#### [DESCRIPTION OF THE TASK]
Count how many lines of the material contain the string "type", then give that number and nothing more.
::::
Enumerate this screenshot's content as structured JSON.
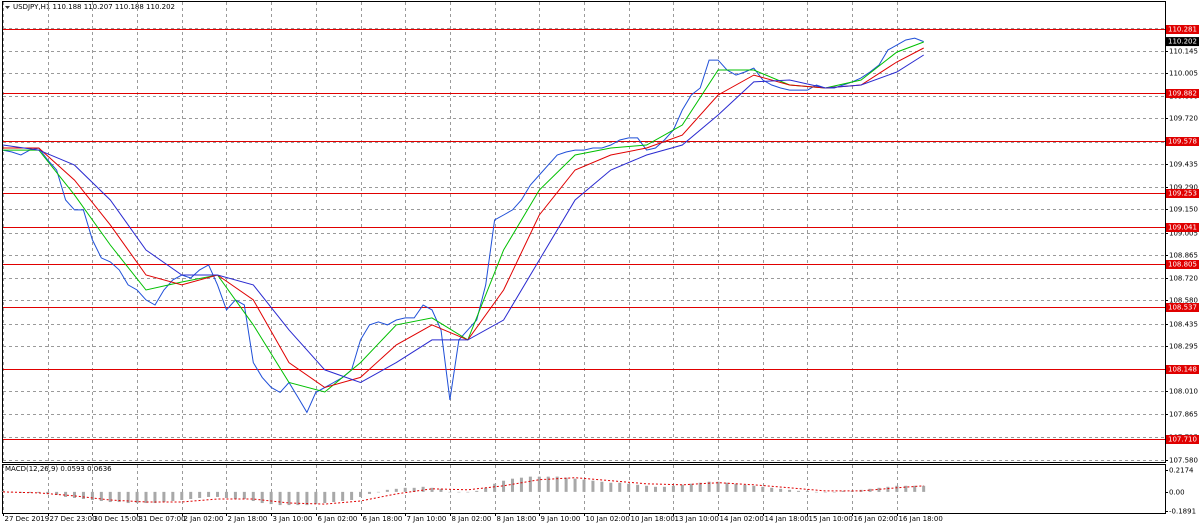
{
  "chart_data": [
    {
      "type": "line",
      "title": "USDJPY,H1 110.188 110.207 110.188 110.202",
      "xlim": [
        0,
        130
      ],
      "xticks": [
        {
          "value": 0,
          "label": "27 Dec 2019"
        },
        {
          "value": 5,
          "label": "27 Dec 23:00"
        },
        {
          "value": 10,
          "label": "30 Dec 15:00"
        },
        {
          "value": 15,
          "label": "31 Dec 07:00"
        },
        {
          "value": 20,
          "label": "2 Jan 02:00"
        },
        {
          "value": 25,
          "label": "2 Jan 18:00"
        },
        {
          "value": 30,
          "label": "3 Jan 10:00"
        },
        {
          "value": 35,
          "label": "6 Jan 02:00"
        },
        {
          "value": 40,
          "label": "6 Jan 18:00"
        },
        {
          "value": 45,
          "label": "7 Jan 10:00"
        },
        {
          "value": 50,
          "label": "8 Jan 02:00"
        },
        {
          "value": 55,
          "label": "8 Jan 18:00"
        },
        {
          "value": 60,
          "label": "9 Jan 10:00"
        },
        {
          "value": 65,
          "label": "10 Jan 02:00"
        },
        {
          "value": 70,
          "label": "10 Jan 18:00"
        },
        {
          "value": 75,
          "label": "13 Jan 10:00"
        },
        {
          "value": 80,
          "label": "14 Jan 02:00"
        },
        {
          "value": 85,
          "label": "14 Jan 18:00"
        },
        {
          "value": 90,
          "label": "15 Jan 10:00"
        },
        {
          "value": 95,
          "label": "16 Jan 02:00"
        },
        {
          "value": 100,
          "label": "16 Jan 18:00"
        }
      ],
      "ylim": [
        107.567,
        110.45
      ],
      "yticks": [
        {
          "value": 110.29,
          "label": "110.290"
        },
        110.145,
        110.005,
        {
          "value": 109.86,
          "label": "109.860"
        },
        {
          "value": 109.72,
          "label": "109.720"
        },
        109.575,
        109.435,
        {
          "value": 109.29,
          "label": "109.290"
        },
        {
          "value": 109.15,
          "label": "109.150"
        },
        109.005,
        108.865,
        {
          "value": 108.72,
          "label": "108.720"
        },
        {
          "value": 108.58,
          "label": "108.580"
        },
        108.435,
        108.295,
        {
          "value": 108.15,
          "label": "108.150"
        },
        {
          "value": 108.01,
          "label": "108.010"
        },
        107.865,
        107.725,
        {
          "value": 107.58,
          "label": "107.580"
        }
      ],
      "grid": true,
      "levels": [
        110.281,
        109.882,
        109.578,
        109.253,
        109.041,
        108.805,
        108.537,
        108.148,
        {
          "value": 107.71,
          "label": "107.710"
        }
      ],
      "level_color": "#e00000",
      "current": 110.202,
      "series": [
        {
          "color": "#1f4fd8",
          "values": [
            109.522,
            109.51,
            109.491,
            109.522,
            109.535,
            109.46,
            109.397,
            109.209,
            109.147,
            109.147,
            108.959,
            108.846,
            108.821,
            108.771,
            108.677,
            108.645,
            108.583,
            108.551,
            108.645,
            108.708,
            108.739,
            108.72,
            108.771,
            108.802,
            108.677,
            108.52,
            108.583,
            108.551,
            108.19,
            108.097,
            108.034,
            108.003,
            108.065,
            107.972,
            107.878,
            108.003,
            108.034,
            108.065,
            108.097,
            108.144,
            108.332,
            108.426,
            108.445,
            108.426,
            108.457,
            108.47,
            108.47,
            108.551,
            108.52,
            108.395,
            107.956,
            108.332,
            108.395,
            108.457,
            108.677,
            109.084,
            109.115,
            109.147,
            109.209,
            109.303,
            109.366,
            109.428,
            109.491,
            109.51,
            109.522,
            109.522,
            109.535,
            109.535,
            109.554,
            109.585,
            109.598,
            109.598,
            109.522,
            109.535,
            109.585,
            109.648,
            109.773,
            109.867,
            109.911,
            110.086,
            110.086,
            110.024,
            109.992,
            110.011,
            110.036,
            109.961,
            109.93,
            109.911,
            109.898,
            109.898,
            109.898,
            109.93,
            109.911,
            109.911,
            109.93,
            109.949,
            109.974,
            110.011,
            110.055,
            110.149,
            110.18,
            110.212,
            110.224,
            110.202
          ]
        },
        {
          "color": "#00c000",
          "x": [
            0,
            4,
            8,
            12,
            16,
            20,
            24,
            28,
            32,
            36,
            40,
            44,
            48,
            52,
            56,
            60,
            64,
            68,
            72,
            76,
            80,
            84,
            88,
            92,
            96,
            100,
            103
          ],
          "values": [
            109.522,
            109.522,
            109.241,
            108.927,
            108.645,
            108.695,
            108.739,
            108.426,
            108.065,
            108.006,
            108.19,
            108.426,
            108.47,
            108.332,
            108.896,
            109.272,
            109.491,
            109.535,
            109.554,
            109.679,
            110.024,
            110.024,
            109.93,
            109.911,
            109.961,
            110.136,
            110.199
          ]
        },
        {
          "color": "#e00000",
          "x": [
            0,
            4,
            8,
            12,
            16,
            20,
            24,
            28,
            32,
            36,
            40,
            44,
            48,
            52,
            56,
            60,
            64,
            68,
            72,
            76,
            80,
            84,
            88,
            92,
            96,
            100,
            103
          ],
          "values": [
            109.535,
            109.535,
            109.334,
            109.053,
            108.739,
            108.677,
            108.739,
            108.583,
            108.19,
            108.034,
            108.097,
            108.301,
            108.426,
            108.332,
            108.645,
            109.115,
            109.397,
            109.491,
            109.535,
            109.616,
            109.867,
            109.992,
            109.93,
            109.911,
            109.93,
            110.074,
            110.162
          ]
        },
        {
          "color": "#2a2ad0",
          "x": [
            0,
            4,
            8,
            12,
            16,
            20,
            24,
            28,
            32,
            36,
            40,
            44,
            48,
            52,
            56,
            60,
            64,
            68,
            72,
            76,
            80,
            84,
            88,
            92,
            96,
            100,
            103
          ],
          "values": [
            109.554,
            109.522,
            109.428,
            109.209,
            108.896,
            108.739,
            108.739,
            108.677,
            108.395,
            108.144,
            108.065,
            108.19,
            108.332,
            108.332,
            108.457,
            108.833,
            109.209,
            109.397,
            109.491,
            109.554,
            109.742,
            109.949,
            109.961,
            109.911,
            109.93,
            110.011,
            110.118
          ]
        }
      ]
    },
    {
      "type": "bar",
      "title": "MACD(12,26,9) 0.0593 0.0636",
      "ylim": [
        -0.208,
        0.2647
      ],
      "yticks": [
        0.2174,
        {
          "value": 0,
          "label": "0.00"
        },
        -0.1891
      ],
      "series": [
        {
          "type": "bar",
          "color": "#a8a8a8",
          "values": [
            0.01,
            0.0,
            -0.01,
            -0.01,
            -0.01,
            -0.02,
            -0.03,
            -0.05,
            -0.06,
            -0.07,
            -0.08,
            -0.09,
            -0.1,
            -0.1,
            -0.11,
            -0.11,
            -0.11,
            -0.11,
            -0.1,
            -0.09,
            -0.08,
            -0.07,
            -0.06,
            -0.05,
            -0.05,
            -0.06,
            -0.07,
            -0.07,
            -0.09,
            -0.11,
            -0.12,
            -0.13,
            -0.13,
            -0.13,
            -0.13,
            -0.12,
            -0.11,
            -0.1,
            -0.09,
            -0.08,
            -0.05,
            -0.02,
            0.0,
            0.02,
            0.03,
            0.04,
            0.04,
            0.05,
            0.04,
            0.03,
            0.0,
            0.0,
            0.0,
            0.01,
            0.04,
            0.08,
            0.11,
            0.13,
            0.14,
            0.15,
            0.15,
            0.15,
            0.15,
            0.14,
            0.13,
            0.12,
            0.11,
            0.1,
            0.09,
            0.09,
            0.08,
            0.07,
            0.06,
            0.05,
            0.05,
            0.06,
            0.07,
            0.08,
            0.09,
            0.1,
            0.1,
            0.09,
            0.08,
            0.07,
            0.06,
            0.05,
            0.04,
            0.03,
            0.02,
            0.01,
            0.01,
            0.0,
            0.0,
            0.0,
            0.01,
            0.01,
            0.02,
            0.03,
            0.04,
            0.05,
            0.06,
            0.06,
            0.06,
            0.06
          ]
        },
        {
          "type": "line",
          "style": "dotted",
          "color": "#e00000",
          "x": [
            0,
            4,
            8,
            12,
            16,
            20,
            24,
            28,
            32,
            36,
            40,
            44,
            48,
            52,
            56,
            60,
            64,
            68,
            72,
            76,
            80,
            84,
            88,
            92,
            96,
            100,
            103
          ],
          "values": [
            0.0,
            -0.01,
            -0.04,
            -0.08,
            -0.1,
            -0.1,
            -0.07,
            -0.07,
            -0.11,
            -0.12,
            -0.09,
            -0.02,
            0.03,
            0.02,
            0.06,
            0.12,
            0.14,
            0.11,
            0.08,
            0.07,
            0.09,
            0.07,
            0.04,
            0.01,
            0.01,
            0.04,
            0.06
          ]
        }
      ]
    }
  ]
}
::::
#### [OUTPUT OF THE EXERCISE]
4